* Your goal
Each line that includes "meaning" counts once; give the total and nothing besides.

====

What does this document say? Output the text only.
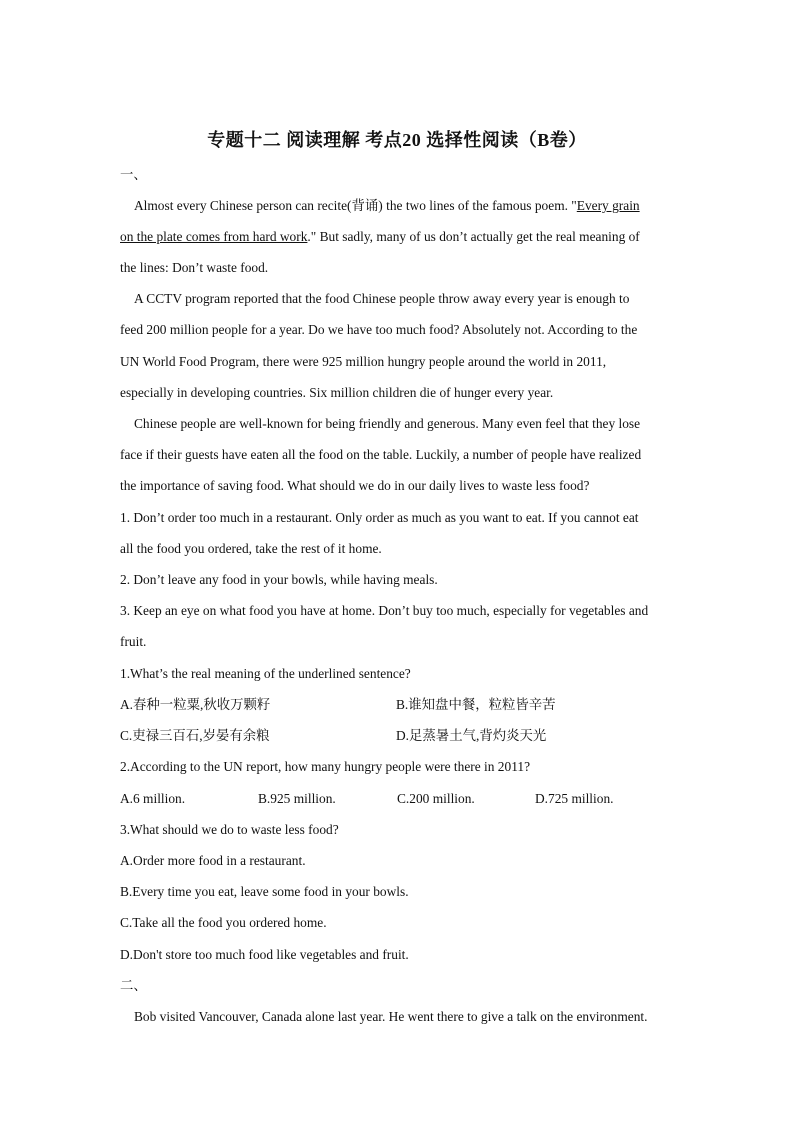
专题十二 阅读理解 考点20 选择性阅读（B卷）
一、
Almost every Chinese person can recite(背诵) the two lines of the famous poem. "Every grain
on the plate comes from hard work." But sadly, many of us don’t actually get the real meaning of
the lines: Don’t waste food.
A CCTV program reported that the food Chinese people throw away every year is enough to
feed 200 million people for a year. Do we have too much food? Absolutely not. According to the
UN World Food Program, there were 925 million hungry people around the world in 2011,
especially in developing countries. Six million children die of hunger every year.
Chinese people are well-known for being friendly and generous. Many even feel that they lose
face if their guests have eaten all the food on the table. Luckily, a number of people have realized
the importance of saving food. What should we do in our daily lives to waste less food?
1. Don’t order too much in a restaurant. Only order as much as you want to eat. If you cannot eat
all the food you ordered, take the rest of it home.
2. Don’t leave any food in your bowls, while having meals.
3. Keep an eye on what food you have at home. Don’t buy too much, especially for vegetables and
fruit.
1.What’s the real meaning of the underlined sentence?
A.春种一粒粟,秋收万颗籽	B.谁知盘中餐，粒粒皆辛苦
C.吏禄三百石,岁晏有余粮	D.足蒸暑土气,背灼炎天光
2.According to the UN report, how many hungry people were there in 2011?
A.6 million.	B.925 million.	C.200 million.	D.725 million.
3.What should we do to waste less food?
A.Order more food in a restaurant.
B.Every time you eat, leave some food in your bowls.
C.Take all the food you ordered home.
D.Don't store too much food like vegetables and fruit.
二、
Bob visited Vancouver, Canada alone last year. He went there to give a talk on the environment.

====

* Final answer
2